# [THE REQUEST]
Compute how many lines in the entries below contain "Duffy", and output nothing but the number.

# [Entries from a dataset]
----------

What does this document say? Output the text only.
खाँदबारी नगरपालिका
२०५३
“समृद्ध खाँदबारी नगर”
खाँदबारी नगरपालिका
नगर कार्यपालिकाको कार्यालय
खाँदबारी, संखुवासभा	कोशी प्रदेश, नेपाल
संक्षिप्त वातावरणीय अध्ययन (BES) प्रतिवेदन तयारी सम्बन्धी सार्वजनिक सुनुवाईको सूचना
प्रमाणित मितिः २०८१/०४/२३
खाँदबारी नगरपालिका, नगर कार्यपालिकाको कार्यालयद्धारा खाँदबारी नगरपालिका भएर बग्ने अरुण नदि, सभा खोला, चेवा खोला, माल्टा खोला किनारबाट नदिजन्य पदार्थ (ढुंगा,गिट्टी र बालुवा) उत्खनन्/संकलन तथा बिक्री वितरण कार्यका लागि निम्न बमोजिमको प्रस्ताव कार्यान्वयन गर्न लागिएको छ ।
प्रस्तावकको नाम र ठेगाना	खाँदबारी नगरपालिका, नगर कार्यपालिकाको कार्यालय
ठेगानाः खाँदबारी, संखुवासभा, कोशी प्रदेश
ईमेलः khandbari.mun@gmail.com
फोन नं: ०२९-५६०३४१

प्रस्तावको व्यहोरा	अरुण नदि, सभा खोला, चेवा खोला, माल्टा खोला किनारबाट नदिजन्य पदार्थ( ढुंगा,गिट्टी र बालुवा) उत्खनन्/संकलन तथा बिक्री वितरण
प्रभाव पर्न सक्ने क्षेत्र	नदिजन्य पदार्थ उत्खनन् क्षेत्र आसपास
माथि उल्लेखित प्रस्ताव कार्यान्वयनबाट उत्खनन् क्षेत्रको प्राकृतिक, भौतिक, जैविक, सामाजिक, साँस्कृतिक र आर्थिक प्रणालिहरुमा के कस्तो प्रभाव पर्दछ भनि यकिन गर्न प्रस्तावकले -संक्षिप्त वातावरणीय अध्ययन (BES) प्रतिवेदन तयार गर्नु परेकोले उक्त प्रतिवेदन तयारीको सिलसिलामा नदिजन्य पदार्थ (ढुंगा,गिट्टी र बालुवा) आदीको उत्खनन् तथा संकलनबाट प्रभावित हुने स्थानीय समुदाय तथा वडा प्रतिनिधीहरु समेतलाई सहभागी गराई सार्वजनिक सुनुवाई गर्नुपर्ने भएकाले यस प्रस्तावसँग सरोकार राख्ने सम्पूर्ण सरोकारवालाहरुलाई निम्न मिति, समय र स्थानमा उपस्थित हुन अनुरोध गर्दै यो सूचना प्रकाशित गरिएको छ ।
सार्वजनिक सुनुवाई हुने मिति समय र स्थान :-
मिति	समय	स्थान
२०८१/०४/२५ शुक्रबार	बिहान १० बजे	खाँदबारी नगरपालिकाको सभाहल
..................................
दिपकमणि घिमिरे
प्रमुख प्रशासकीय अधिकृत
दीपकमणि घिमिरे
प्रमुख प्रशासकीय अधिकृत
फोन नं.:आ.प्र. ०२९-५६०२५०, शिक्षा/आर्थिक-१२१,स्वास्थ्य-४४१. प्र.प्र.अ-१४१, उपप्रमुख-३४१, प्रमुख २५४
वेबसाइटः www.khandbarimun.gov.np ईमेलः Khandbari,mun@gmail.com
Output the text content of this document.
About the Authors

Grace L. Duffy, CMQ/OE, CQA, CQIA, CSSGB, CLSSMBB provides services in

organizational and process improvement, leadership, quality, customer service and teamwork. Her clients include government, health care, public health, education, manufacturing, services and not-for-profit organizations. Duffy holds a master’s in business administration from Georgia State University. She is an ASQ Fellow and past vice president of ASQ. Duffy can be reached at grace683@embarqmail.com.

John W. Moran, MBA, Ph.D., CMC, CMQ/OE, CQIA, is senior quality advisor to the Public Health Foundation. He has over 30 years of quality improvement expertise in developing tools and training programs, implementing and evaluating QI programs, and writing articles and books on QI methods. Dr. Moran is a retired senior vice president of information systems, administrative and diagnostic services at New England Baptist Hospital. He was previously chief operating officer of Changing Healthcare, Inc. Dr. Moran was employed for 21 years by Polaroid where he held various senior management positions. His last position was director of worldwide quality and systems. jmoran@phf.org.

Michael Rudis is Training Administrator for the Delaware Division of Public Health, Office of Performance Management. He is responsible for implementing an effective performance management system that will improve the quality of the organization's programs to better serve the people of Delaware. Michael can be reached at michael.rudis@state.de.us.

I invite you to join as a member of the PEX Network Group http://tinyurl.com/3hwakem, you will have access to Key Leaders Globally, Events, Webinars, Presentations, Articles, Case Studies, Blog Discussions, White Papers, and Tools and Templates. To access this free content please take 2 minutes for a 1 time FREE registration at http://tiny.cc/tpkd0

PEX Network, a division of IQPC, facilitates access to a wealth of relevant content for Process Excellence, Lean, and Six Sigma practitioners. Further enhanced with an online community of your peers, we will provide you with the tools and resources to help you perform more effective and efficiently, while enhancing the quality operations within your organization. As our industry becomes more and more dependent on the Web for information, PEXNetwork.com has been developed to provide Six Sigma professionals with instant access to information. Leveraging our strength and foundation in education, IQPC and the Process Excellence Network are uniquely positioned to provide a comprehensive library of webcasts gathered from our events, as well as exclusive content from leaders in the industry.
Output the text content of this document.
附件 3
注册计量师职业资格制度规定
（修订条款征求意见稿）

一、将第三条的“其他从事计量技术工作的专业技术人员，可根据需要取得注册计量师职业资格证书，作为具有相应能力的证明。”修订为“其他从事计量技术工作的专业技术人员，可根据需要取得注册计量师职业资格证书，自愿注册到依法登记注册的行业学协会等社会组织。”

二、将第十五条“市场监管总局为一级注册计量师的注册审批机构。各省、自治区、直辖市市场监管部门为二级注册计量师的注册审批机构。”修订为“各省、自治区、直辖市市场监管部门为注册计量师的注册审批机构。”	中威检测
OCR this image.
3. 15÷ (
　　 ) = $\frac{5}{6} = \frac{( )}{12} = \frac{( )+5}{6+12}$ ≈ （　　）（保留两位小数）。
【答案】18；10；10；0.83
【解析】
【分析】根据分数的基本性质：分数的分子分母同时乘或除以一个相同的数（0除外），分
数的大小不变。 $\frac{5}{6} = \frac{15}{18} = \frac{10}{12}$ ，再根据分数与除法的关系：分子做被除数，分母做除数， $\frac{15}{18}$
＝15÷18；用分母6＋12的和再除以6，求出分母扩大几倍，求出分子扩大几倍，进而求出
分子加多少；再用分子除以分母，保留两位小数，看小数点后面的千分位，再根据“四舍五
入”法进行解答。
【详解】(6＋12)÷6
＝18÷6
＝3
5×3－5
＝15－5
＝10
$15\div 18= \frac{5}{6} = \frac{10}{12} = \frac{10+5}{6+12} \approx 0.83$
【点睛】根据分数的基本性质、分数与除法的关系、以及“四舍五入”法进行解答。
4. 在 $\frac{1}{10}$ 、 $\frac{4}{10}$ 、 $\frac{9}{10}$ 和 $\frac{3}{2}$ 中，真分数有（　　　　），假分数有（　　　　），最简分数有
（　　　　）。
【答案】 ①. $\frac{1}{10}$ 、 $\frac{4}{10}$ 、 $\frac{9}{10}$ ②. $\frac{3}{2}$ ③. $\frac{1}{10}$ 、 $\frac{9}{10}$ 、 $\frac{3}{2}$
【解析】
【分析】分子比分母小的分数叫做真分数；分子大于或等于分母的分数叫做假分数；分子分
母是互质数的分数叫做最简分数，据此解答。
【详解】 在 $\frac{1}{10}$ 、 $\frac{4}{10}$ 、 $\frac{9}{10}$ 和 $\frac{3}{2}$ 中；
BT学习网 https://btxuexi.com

----------

# [COMPLETED EXERCISE]
2